(ENTRIES PROVIDED)

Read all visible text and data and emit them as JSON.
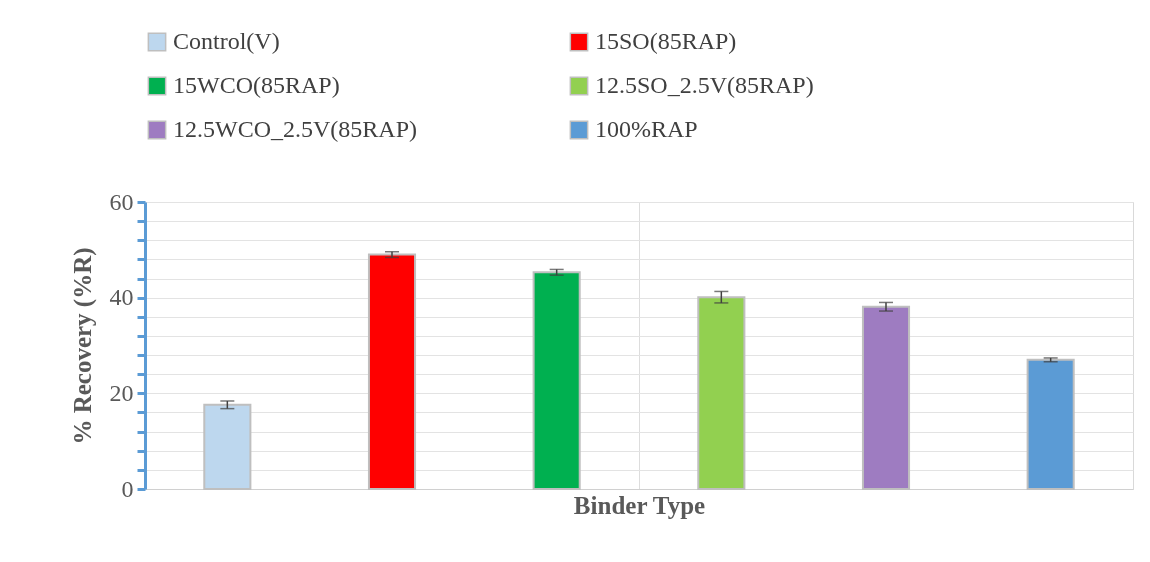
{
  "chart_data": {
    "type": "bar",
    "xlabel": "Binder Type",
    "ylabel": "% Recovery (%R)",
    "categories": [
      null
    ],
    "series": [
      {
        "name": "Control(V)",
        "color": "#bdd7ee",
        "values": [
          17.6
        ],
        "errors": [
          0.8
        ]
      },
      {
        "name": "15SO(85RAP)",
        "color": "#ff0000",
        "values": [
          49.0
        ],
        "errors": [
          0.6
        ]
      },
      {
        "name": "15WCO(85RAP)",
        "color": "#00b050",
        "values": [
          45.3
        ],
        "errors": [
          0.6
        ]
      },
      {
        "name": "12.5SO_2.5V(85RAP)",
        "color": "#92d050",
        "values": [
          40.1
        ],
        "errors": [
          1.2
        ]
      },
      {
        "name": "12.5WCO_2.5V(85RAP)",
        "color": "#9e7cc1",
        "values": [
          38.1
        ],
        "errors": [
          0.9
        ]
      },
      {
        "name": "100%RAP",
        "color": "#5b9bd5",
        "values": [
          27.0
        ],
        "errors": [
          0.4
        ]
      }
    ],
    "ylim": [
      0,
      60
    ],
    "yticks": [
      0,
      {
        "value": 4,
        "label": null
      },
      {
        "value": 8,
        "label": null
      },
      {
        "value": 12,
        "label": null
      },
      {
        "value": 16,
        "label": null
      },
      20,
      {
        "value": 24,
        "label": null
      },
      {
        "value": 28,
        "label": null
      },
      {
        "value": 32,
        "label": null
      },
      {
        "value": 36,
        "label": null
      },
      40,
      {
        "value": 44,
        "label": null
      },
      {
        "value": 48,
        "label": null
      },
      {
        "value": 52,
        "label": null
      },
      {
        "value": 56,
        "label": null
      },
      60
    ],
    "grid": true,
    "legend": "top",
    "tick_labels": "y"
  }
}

--

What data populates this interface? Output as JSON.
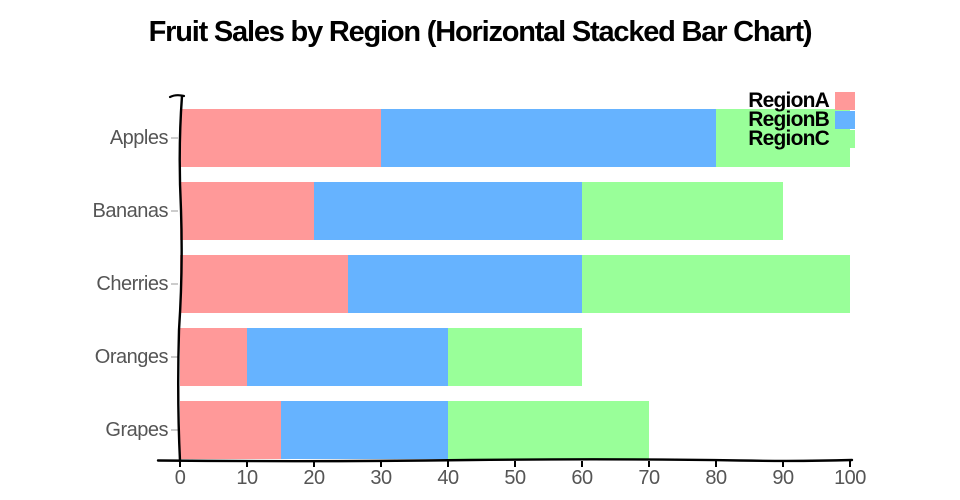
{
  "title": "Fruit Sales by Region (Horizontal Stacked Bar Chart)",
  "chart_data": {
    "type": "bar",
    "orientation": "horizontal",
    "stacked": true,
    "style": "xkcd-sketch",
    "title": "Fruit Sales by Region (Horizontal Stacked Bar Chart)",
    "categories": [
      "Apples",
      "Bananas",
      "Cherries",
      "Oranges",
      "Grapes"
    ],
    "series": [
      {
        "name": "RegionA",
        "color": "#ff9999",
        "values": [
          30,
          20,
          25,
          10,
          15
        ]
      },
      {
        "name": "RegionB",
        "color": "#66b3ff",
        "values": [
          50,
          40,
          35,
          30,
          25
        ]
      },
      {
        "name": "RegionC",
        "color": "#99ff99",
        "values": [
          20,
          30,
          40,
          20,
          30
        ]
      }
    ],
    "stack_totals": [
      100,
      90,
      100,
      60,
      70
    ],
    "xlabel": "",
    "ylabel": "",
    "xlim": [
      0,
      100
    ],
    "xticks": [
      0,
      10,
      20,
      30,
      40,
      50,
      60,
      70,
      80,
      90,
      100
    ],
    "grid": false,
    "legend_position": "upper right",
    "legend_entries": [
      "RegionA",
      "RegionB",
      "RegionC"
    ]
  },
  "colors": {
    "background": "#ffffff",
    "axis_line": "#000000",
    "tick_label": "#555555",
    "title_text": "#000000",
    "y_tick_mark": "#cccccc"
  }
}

--

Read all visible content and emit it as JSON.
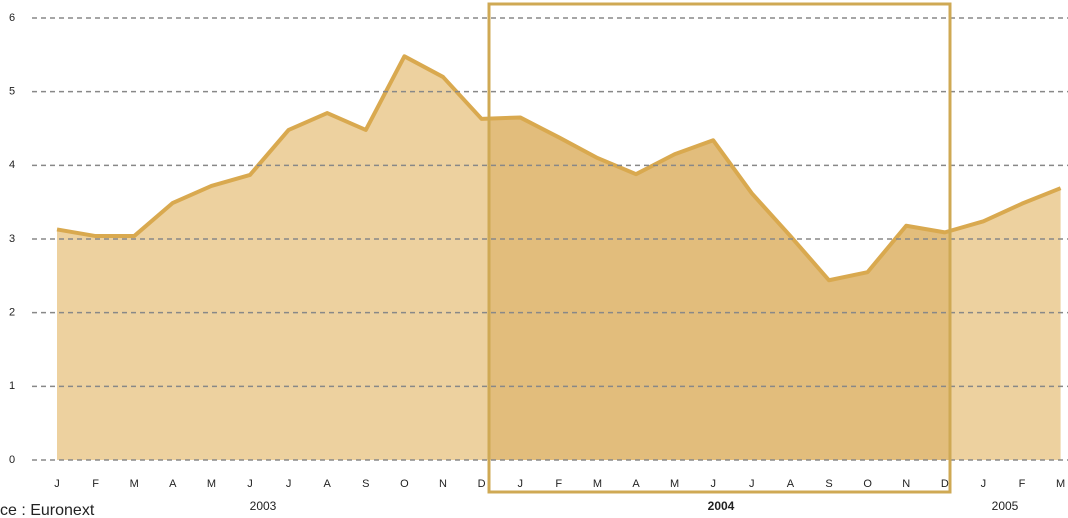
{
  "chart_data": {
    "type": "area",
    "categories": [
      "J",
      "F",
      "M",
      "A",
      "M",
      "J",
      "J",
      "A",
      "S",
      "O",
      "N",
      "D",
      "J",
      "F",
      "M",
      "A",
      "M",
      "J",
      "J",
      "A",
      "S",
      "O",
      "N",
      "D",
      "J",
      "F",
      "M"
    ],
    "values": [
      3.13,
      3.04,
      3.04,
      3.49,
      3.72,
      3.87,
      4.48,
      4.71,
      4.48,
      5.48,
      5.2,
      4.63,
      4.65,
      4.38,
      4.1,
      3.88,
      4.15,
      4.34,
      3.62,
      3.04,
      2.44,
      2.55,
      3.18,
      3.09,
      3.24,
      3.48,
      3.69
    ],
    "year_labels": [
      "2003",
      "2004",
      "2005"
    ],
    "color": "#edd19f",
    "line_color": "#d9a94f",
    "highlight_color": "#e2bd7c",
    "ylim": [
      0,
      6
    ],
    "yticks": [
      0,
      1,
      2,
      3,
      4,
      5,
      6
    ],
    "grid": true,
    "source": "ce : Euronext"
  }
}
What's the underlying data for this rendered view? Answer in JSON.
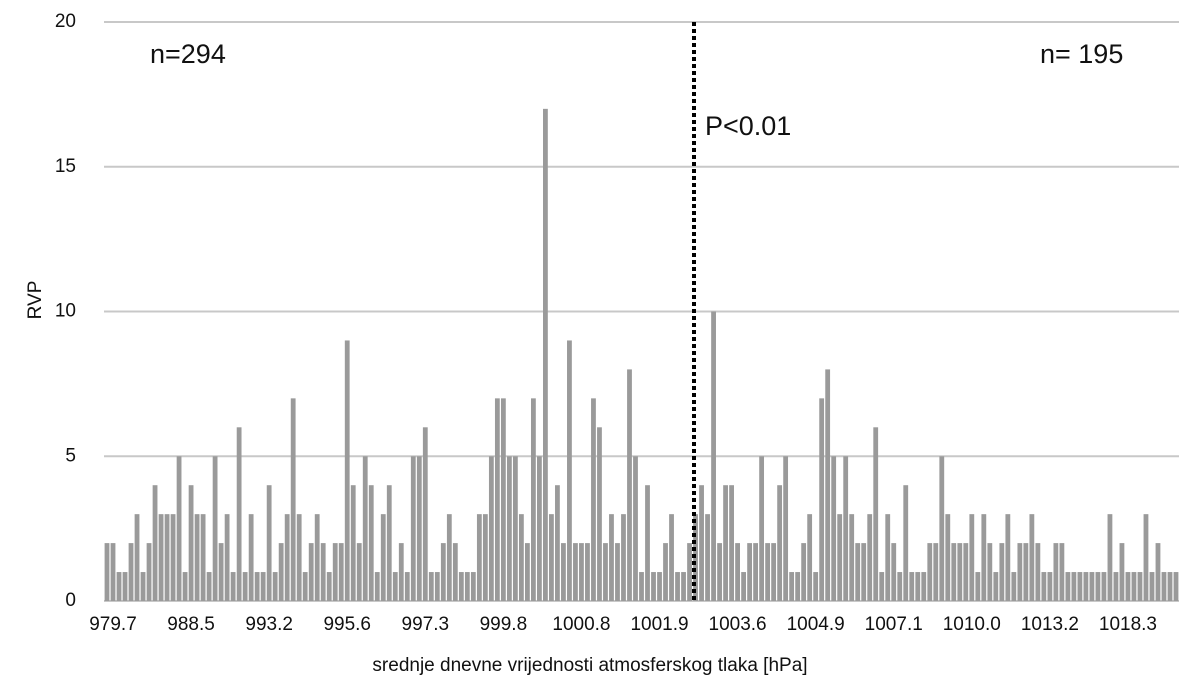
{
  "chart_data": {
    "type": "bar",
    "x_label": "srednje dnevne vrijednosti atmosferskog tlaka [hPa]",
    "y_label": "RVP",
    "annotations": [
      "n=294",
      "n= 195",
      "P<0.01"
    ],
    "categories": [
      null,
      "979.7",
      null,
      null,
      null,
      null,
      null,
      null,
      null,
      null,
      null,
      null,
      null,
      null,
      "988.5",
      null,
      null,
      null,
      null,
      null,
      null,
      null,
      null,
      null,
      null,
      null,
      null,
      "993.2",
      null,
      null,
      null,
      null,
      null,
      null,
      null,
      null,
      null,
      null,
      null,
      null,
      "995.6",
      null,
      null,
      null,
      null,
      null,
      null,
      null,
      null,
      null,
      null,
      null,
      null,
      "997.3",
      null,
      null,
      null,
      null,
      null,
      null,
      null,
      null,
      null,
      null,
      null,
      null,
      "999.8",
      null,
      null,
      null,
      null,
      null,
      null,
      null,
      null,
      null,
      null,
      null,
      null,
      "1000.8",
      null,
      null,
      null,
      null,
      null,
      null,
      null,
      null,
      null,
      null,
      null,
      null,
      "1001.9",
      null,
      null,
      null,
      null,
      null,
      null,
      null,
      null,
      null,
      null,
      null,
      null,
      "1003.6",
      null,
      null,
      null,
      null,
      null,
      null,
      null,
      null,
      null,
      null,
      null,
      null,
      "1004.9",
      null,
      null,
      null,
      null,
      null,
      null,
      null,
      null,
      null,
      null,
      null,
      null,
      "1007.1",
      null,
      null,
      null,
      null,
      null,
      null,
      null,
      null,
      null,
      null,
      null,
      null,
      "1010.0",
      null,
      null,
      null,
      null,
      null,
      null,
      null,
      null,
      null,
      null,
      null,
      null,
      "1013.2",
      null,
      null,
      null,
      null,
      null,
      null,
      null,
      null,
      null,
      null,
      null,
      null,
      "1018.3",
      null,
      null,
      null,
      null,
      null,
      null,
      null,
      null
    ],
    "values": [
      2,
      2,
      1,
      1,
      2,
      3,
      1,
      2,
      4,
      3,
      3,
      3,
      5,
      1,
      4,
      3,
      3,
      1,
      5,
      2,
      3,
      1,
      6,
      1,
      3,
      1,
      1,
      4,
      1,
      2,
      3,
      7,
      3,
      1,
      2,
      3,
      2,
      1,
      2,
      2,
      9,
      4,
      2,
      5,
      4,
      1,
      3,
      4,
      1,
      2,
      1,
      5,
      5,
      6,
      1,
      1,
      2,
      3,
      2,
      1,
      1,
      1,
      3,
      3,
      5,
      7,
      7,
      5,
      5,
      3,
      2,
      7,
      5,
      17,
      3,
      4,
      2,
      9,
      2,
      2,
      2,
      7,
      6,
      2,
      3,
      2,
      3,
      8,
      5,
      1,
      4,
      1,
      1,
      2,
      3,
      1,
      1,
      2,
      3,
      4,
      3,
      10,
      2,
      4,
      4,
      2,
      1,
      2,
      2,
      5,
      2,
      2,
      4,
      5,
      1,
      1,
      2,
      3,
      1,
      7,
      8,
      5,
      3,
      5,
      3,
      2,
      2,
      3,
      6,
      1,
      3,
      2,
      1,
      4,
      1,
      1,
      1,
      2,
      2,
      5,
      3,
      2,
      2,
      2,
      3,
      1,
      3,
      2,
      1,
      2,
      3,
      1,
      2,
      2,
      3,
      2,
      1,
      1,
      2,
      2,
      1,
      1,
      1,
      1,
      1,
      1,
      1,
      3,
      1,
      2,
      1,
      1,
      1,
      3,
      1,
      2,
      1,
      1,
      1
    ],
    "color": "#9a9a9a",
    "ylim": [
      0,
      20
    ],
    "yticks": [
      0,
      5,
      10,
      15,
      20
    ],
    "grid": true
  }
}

(GIVEN INSTRUCTION) Select every line of the material above holding the word "grid" and copy it.

(SOLUTION FOR THIS PROBLEM)
    "grid": true,
    "grid": false,
    "grid": true,
    "grid": true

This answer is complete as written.